§ **Instructions to follow**
The passage on truck safety names measures that carriers' risk management departments can apply. List every one of them.

§ **Selection**
********

Given the importance of safety, both carriers and owner-operators are very interested in improving their safety management [5,6,15,62]. The carrier believes that the risk of renting out the truck to a driver depends on two aspects: (1) technical safety attributes of the truck and (2) the skills and driving habits of the truck driver [62]. According to the TCE, carriers should be more risk neutral than the owner-operators [27]. They usually neither avoid risks nor actively pursue risks. Therefore, when carriers make a decision on what technology to include in purchasing a truck, their major criterion for choosing specific technology (asset specificity) is the expected return on investment. Therefore, carriers are less willing to incur unnecessary costs associated with choosing high-tech safety features beyond industry standards with unknown future risks. Instead, they are more willing to pay for technology features that involve risk management. For example, carriers’ risk management departments can apply comprehensive measures, such as purchasing insurance, safety training, adopting safety technologies, and installing safety accessories, to prevent or reduce damage and loss caused by incidents such as accidents, theft, or fires.
However, due to their lack of management resources and financial limitations, owner-operators usually cannot compete with carriers in risk management even though they are well aware of the importance of safety measures [27]. In China, truck drivers often face poor driving conditions, especially in remote areas, which leads to frequent truck accidents [14,15]. Owner-operators are in the trucking business to make a profit but they personally drive the truck, so safety is of paramount concern when purchasing new equipment [27]. They may prefer to choose a truck with sustainable technology features that can help them deal with all these concerns rather than to commit further investment of time and money in a comprehensive and professional way, as carriers do. Recent studies suggest that even in the trend of the highly automated driving technology in the trucking industry, one of the biggest focuses of owner-operators is still safety [5,6,15,62]. As a result, trucks with superior safety technology features may cater very well to the safety requirements of owner-operators. We therefore hypothesized:
Hypothesis 1b (H1b).
When making truck-purchasing decisions, owner-operators (individual buyers) have a higher preference than carriers (organizational buyers) for sustainable technologies related to safety.

********

§ **Collected data**

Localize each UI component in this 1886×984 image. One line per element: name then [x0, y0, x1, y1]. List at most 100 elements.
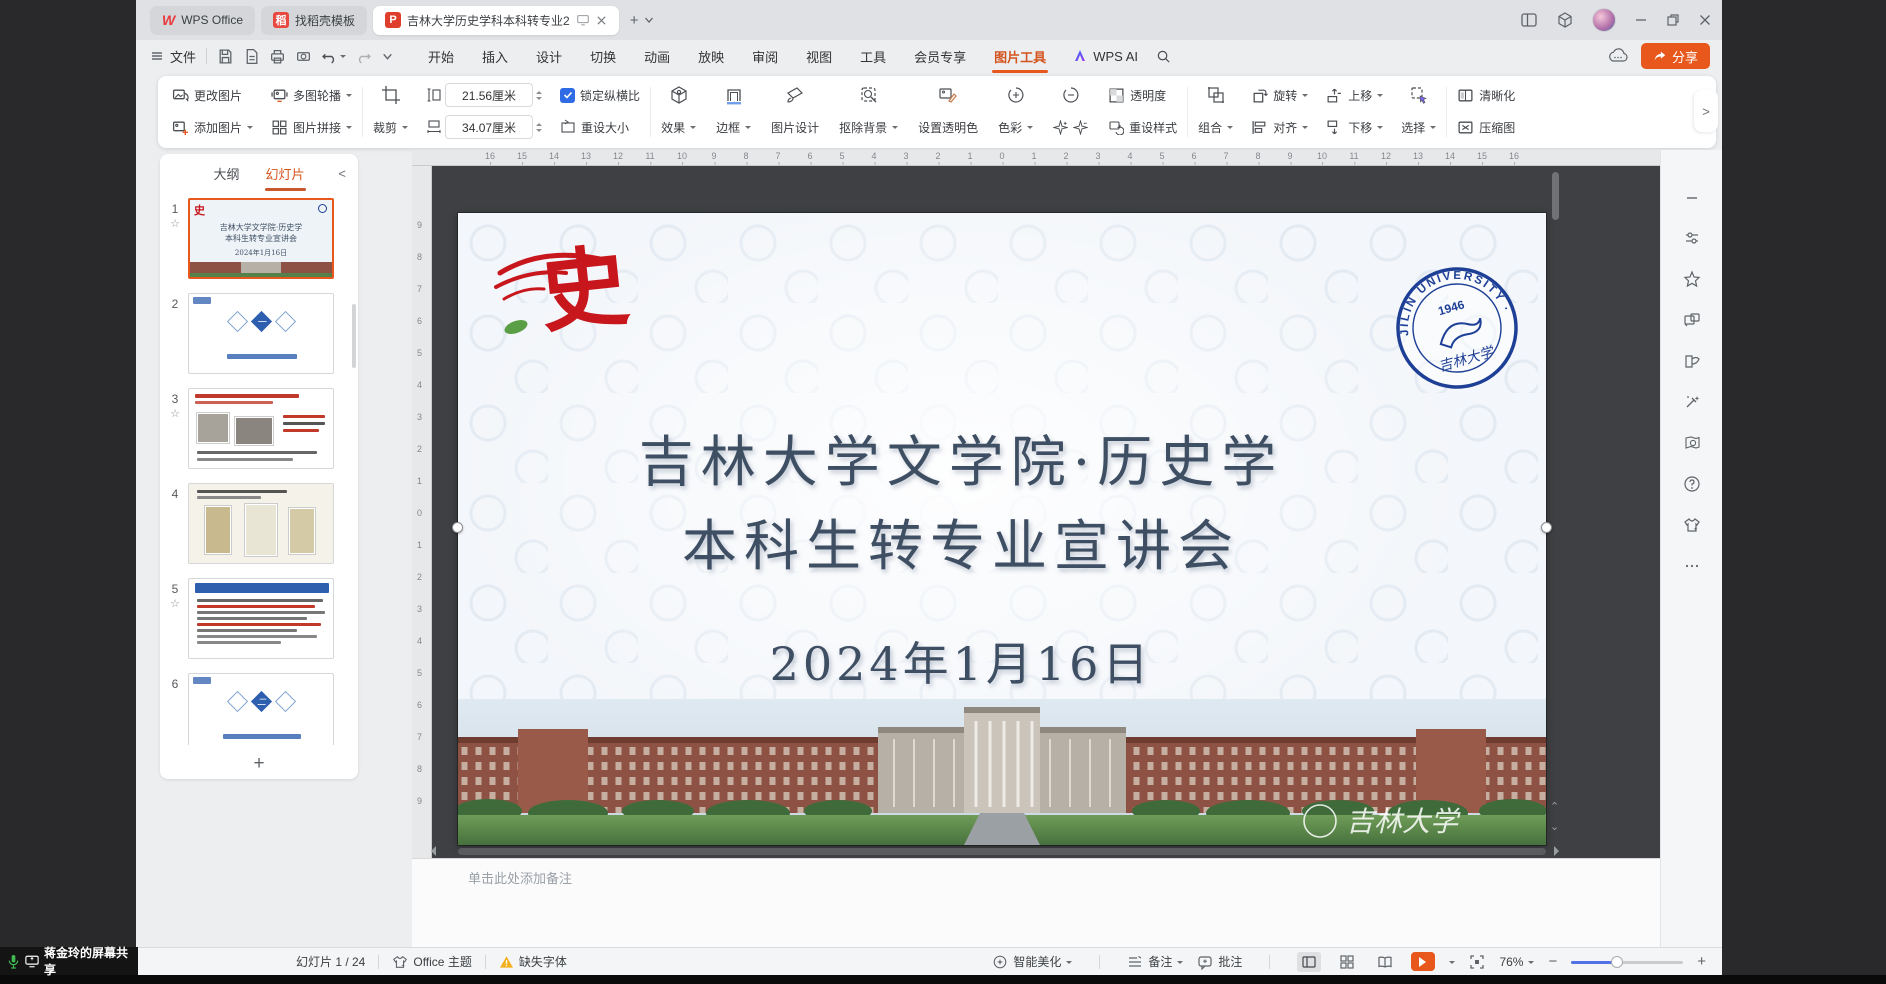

********

§ **Response to this task**
- Purchasing insurance
- Safety training
- Adopting safety technologies
- Installing safety accessories